> [Extract]
--- START ---

From the tragic vision of life I learned that you have to do what is right whether it suits you or not. In the sixties, we hardly did anything that did not suit us. I also learned that the enemy is not the CIA, not the FBI, and not the GOP; it is the NEA, NOW, NBC, ABC, CBS, CNN, DNC, WCC, and NPR, indeed the entire grab bag of alphabetized, leftist, subverters of culture, of tradition, and of revelation. I learned that those who deprive themselves of the wisdom of western tradition are no more free than a baby left alone by its parents to do as it pleases. I learned that politics is not about equality, but justice; that personal action is not about freedom, but righteousness; and that sex is not about pleasure, but love and privilege and posterity.

Those things, and more, I learned from the tragic vision of life. I commend them to you. They taught me that in many ways the sixties were twisted and misshapen.

The sixties are over, and it’s a good thing. The sixties were a bad idea, if for no other reason than because the sixties had no ideas, only selfish desires hiding behind the shallow slogans and free-lance nihilism emblazoned on psychedelic bumper stickers, slogans like “I dissent, therefore I am.” The only things about which we were intellectually modest in the sixties were the claims of objective truth. We seemed unable to wrap our minds around even the most obvious ideas. We seemed unable to realize, for example, that you cannot raise your consciousness until you have one. The sixties were perhaps the most unconscious decade in centuries. It was a time of suffocating intellectual mediocrity, from which our nation has not yet recovered.

Sixties Redivivus

I can imagine a student reading these remarks and wondering, “This all might be well and good, but what does it have to do with me? I wasn’t even alive in the sixties.”

--- END ---

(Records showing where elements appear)
--- START ---

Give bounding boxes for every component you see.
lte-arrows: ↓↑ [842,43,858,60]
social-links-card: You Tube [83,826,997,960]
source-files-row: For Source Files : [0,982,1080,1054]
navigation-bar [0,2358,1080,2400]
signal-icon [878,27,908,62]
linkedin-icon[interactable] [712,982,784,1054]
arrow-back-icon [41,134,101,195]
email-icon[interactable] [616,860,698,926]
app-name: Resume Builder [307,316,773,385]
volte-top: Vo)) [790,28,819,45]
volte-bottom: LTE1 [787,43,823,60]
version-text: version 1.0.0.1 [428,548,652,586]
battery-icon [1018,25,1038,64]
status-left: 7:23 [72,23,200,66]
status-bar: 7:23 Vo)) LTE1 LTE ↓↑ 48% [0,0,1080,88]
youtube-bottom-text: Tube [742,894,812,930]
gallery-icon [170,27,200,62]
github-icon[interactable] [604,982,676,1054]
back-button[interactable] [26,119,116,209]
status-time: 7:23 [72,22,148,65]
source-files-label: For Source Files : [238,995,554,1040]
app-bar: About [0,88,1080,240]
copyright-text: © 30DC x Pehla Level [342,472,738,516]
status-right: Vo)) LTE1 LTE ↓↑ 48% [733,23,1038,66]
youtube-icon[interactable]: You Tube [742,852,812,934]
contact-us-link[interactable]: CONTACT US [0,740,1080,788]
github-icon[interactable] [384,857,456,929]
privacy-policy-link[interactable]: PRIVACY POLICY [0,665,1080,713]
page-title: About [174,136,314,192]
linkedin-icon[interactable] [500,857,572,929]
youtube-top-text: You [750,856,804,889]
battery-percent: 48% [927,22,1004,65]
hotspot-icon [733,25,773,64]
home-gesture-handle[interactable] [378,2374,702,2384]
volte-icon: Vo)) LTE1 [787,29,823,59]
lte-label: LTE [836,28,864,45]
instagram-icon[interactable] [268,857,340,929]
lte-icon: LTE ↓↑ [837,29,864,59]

--- END ---

> [To be done]
1. In the passage about the sixties, what does the writer say politics is about instead of equality?
2. Go on with the passage about the sixties, picking up right after its final sentence.
The records come from a different source than the passage.

> [Answers by task]
1. Justice.

2.
My answer is simply this: While the sixties are over, they are not dead, not by a long shot. They live, indeed they thrive, not only in the White House (which is tragic enough), but in the faculty lounges and endowed chairs of nearly every college and university in the United States. Tenured faculty members everywhere have traded their tie-dyed T-shirts and their bell-bottom jeans for a cap and gown, if not a cap and bells. Those faculty members are the entrenched purveyors of an unexamined and indefensible hand-me-down Marxism, and of what Allan Bloom called nihilism with a happy ending. They have become paid agents of the very colleges and universities they once tried to burn to the ground, and not because they gave up on the dreams of the sixties. What they failed to do as protesters they have succeeded in doing as professors. Quite possibly they have done it to you, because the entire teaching profession, from the pre-kindergarten level to the postgraduate, has become a political captive of the cultural left. Like roving street gangs prowling the halls of academe, power-hungry bands of leftist professors everywhere have instigated countless institutional turf wars, most of which they won. They succeeded in burying the accumulated wisdom of the ages in the name of learning; in overthrowing academic freedom in the name of tolerance; in stifling debate in the name of openness; in exalting egalitarianism above all other ideas in the name of equality; and in segregating and tribalizing the university, the nation, and the culture by gender, by age, by religion, by race, and by sexual preference, all in the name of unity. The schools and colleges that hire and then tenure them commit academic treason. I simply remind you that any intellectual community that is unwilling or unable to identify its enemies cannot defend itself. David Horowitz was exactly right: Those who cherish free institutions, and the culture of wisdom and virtue that sustains them, must stand up boldly against the barbarians already inside the gates.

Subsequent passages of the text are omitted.